Learning that feels like play with Anna Wright
What if workplace learning felt less like a checkbox… and more like play?
Introduction
This week, we’re joined by Anna Wright, Talent Development Consultant and founder of Honeywright Academy, for a conversation about why game-based learning is one of the most powerful, and maybe most misunderstood, tools in people development.Together with Sophie Drummond, our Client Services Director at TheTruthWorks, Anna breaks down why traditional training fails, how to design learning that actually sticks, and why play has always been at the heart of how humans grow.
In this episode, you’ll learn:
- Why most training is forgotten the moment people return to their desk
- What game-based learning really means (hint: it’s not VR headsets)
- How autonomy, mastery and purpose drive human motivation
- Why adding simple narrative and character brings learning to life
- Practical ways to introduce game-based principles — even with no budget
- How to design learning that builds confidence, collaboration and real behaviour change
Game-based design is often just effective learning design. Anything where you're considering how people are motivated, how to get them active and engaging - that's instructional design 101.

Chapters
00:00 - Anna's background and how gaming met learning and development
01:13 - The psychology behind why games work - self-determination theory
03:24 - The dopamine hit - and the dark side of game design
05:32 - Why game-based approaches work so well for hard-to-reach audiences
08:15 - Is gamification expensive? Why the term can be misleading
10:13 - Scaling game-based design from workshops to full talent systems
12:41 - The power of storytelling and putting characters at the centre
14:52 - Using game-based design to unite teams through change
16:16 - Why we stop learning through play - and why that needs to change
17:02 - How to get buy-in from senior leaders - sneak the broccoli in
18:26 - Where to start - the four types of fun
20:42 - When gamification becomes a gimmick - and how to avoid it
22:27 - The core gameplay loop and how to build it into learning design
24:15 - Hot take - game-based design is just great learning design
27:06 - Practical tools and where to get started today
29:37 - Does game-based design make measurement easier?

» **Requirement A**
Copy the part of the game-based learning episode page that begins at the words "Learning that feels" and ends after "how humans grow.".
» **Requirement B**
Continue the game-based learning episode page from its last line.

» **Records shown**

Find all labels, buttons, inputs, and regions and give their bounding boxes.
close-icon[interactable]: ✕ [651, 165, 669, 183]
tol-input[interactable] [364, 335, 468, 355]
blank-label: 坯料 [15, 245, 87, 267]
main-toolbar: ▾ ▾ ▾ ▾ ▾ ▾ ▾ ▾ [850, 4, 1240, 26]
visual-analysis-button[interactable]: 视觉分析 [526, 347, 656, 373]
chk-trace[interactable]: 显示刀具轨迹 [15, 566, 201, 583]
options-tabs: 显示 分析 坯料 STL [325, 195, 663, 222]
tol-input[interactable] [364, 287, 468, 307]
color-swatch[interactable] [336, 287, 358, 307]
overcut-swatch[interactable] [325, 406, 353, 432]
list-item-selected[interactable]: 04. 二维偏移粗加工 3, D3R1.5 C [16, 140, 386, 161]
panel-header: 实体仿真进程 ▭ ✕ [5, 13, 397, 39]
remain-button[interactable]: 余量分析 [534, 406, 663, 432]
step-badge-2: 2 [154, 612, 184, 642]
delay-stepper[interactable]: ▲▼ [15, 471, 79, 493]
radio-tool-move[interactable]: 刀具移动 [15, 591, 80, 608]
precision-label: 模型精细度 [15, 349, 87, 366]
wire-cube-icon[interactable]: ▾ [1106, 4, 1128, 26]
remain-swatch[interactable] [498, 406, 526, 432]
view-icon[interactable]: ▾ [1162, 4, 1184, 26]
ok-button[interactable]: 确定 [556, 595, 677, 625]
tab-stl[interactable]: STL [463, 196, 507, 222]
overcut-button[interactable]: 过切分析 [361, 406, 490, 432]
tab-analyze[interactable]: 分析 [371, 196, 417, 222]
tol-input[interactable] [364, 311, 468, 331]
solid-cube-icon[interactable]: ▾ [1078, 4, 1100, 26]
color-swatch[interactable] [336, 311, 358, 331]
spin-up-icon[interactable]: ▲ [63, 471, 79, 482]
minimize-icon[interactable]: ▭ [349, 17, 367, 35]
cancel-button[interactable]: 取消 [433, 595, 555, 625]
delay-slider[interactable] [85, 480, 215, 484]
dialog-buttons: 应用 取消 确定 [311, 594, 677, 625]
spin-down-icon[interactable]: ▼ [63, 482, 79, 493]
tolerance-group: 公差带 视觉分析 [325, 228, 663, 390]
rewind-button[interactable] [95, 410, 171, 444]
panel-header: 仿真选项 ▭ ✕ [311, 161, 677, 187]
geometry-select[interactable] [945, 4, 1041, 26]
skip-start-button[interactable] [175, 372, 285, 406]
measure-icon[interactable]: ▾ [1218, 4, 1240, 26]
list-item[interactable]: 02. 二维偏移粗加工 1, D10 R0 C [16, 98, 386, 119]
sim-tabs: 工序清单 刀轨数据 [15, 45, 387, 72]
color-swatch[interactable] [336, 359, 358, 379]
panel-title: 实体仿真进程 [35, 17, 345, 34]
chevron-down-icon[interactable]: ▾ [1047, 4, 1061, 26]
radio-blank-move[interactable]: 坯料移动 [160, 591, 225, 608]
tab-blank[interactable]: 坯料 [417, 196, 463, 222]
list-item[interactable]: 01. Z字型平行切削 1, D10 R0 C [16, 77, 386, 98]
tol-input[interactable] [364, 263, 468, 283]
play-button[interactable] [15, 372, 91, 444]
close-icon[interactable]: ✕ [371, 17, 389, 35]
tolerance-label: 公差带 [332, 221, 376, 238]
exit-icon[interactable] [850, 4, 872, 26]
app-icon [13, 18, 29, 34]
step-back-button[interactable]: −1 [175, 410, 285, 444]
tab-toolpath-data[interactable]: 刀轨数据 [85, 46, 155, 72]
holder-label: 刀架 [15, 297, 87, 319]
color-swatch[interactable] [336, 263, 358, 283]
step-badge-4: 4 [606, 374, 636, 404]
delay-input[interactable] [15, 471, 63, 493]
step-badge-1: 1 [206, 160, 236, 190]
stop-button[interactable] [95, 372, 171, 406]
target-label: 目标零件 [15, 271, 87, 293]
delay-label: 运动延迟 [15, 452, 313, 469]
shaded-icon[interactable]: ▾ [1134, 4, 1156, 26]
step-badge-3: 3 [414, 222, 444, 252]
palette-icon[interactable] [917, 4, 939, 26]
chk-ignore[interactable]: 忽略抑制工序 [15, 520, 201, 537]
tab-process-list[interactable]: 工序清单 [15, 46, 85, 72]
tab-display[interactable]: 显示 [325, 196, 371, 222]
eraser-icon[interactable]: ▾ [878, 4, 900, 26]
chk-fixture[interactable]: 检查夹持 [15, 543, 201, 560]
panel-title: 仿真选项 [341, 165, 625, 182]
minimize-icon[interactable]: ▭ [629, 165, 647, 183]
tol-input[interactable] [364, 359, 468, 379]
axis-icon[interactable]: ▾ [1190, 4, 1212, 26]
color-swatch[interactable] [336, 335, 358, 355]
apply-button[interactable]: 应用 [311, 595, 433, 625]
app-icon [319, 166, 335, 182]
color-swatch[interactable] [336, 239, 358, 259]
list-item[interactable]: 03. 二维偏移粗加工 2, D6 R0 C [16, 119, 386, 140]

» **Exercise result A**
Learning that feels like play with Anna Wright
What if workplace learning felt less like a checkbox… and more like play?
Introduction
This week, we’re joined by Anna Wright, Talent Development Consultant and founder of Honeywright Academy, for a conversation about why game-based learning is one of the most powerful, and maybe most misunderstood, tools in people development.Together with Sophie Drummond, our Client Services Director at TheTruthWorks, Anna breaks down why traditional training fails, how to design learning that actually sticks, and why play has always been at the heart of how humans grow.

» **Exercise result B**
Key Take-aways
- Game-based design isn't about adding points and badges - it's about being intentional. Tacking on mechanics without purpose is the fastest way to lose your learners' trust.
- Start with the problem, not the game. Once you're clear on the behavior or skill you're trying to build, then ask whether game-based design is the right tool to get you there.
- You don't need a big budget or fancy tech to get started. Some of the most effective game-based learning is low-tech - it's the design principles that do the heavy lifting.
- Our brains never stopped learning through play - we just told ourselves they did. A safe space to fail and try again is often more powerful than any formal training programme.
- The best game-based design is just great learning design. If you're thinking about how people are motivated, how to get them active and how to build real skills - you're already doing it.
- Don't wait until you can do it perfectly. Start small, experiment, validate - and then scale what works.